→ Provided data:
##############################

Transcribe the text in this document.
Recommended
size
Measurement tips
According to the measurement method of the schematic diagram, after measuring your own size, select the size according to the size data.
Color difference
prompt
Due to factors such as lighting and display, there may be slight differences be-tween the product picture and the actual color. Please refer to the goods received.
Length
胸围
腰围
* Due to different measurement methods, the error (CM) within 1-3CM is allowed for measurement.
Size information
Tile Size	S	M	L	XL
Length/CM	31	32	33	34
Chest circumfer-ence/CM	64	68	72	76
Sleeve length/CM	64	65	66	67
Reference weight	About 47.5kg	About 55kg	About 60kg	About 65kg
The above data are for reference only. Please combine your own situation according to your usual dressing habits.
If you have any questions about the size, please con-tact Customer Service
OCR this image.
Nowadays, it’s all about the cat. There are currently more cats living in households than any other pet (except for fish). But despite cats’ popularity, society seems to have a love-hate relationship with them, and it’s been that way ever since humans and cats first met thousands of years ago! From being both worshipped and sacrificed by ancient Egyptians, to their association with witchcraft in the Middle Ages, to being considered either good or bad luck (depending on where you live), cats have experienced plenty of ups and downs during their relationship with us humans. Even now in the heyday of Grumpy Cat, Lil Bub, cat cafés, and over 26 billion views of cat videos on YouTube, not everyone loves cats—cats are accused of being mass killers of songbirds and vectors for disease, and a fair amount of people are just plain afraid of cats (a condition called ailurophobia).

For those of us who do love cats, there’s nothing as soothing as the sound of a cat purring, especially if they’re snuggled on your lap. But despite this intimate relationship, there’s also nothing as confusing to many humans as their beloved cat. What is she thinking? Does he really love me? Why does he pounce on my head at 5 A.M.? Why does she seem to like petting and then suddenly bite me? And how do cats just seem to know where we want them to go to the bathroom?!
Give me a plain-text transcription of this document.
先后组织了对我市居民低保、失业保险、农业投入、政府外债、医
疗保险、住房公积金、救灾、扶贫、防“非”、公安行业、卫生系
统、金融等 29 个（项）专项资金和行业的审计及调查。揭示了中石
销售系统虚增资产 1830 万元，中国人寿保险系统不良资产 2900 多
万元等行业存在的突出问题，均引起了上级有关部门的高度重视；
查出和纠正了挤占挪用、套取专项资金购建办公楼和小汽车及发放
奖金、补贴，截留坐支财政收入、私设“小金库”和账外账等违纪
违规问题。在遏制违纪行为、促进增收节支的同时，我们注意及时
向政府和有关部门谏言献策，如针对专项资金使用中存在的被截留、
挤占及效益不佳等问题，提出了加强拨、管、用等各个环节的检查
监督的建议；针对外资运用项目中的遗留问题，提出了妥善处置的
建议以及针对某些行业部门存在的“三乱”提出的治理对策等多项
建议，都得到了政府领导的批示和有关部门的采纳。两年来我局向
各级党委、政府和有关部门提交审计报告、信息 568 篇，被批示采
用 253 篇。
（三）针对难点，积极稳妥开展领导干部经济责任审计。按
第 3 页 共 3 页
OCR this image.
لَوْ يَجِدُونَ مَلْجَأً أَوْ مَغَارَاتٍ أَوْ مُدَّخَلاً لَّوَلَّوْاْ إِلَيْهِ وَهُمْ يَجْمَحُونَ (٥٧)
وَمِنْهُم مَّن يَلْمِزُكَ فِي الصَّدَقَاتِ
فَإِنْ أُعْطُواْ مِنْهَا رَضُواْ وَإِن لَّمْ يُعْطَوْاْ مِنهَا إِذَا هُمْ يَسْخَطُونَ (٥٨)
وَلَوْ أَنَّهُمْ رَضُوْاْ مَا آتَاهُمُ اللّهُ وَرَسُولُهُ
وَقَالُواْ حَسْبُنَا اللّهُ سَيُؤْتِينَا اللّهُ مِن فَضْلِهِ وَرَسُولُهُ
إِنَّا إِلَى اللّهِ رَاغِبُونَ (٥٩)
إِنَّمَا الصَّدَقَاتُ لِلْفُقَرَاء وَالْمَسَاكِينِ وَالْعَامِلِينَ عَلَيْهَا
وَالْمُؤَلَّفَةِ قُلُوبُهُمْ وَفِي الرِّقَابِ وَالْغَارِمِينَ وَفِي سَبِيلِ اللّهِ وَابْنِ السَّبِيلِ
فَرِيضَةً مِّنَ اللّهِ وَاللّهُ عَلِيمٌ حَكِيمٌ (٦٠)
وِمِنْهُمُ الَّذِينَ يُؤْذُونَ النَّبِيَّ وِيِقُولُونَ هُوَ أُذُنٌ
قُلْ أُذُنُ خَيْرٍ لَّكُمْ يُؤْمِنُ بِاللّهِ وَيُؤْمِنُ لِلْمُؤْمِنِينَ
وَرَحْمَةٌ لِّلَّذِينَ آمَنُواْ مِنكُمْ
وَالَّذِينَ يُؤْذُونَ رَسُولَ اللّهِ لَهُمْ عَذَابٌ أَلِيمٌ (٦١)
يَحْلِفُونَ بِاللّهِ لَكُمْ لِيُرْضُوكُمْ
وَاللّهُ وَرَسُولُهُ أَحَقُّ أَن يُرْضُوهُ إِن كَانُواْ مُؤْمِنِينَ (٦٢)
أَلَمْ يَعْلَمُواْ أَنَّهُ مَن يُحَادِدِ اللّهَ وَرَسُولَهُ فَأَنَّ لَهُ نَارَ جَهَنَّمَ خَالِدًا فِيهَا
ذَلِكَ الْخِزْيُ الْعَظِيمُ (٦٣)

##############################

→ Problem description: Can you give every line above again, exactly as written?

→ Solution to this exercise:
Transcribe the text in this document.
Recommended
size
Measurement tips
According to the measurement method of the schematic diagram, after measuring your own size, select the size according to the size data.
Color difference
prompt
Due to factors such as lighting and display, there may be slight differences be-tween the product picture and the actual color. Please refer to the goods received.
Length
胸围
腰围
* Due to different measurement methods, the error (CM) within 1-3CM is allowed for measurement.
Size information
Tile Size	S	M	L	XL
Length/CM	31	32	33	34
Chest circumfer-ence/CM	64	68	72	76
Sleeve length/CM	64	65	66	67
Reference weight	About 47.5kg	About 55kg	About 60kg	About 65kg
The above data are for reference only. Please combine your own situation according to your usual dressing habits.
If you have any questions about the size, please con-tact Customer Service
OCR this image.
Nowadays, it’s all about the cat. There are currently more cats living in households than any other pet (except for fish). But despite cats’ popularity, society seems to have a love-hate relationship with them, and it’s been that way ever since humans and cats first met thousands of years ago! From being both worshipped and sacrificed by ancient Egyptians, to their association with witchcraft in the Middle Ages, to being considered either good or bad luck (depending on where you live), cats have experienced plenty of ups and downs during their relationship with us humans. Even now in the heyday of Grumpy Cat, Lil Bub, cat cafés, and over 26 billion views of cat videos on YouTube, not everyone loves cats—cats are accused of being mass killers of songbirds and vectors for disease, and a fair amount of people are just plain afraid of cats (a condition called ailurophobia).

For those of us who do love cats, there’s nothing as soothing as the sound of a cat purring, especially if they’re snuggled on your lap. But despite this intimate relationship, there’s also nothing as confusing to many humans as their beloved cat. What is she thinking? Does he really love me? Why does he pounce on my head at 5 A.M.? Why does she seem to like petting and then suddenly bite me? And how do cats just seem to know where we want them to go to the bathroom?!
Give me a plain-text transcription of this document.
先后组织了对我市居民低保、失业保险、农业投入、政府外债、医
疗保险、住房公积金、救灾、扶贫、防“非”、公安行业、卫生系
统、金融等 29 个（项）专项资金和行业的审计及调查。揭示了中石
销售系统虚增资产 1830 万元，中国人寿保险系统不良资产 2900 多
万元等行业存在的突出问题，均引起了上级有关部门的高度重视；
查出和纠正了挤占挪用、套取专项资金购建办公楼和小汽车及发放
奖金、补贴，截留坐支财政收入、私设“小金库”和账外账等违纪
违规问题。在遏制违纪行为、促进增收节支的同时，我们注意及时
向政府和有关部门谏言献策，如针对专项资金使用中存在的被截留、
挤占及效益不佳等问题，提出了加强拨、管、用等各个环节的检查
监督的建议；针对外资运用项目中的遗留问题，提出了妥善处置的
建议以及针对某些行业部门存在的“三乱”提出的治理对策等多项
建议，都得到了政府领导的批示和有关部门的采纳。两年来我局向
各级党委、政府和有关部门提交审计报告、信息 568 篇，被批示采
用 253 篇。
（三）针对难点，积极稳妥开展领导干部经济责任审计。按
第 3 页 共 3 页
OCR this image.
لَوْ يَجِدُونَ مَلْجَأً أَوْ مَغَارَاتٍ أَوْ مُدَّخَلاً لَّوَلَّوْاْ إِلَيْهِ وَهُمْ يَجْمَحُونَ (٥٧)
وَمِنْهُم مَّن يَلْمِزُكَ فِي الصَّدَقَاتِ
فَإِنْ أُعْطُواْ مِنْهَا رَضُواْ وَإِن لَّمْ يُعْطَوْاْ مِنهَا إِذَا هُمْ يَسْخَطُونَ (٥٨)
وَلَوْ أَنَّهُمْ رَضُوْاْ مَا آتَاهُمُ اللّهُ وَرَسُولُهُ
وَقَالُواْ حَسْبُنَا اللّهُ سَيُؤْتِينَا اللّهُ مِن فَضْلِهِ وَرَسُولُهُ
إِنَّا إِلَى اللّهِ رَاغِبُونَ (٥٩)
إِنَّمَا الصَّدَقَاتُ لِلْفُقَرَاء وَالْمَسَاكِينِ وَالْعَامِلِينَ عَلَيْهَا
وَالْمُؤَلَّفَةِ قُلُوبُهُمْ وَفِي الرِّقَابِ وَالْغَارِمِينَ وَفِي سَبِيلِ اللّهِ وَابْنِ السَّبِيلِ
فَرِيضَةً مِّنَ اللّهِ وَاللّهُ عَلِيمٌ حَكِيمٌ (٦٠)
وِمِنْهُمُ الَّذِينَ يُؤْذُونَ النَّبِيَّ وِيِقُولُونَ هُوَ أُذُنٌ
قُلْ أُذُنُ خَيْرٍ لَّكُمْ يُؤْمِنُ بِاللّهِ وَيُؤْمِنُ لِلْمُؤْمِنِينَ
وَرَحْمَةٌ لِّلَّذِينَ آمَنُواْ مِنكُمْ
وَالَّذِينَ يُؤْذُونَ رَسُولَ اللّهِ لَهُمْ عَذَابٌ أَلِيمٌ (٦١)
يَحْلِفُونَ بِاللّهِ لَكُمْ لِيُرْضُوكُمْ
وَاللّهُ وَرَسُولُهُ أَحَقُّ أَن يُرْضُوهُ إِن كَانُواْ مُؤْمِنِينَ (٦٢)
أَلَمْ يَعْلَمُواْ أَنَّهُ مَن يُحَادِدِ اللّهَ وَرَسُولَهُ فَأَنَّ لَهُ نَارَ جَهَنَّمَ خَالِدًا فِيهَا
ذَلِكَ الْخِزْيُ الْعَظِيمُ (٦٣)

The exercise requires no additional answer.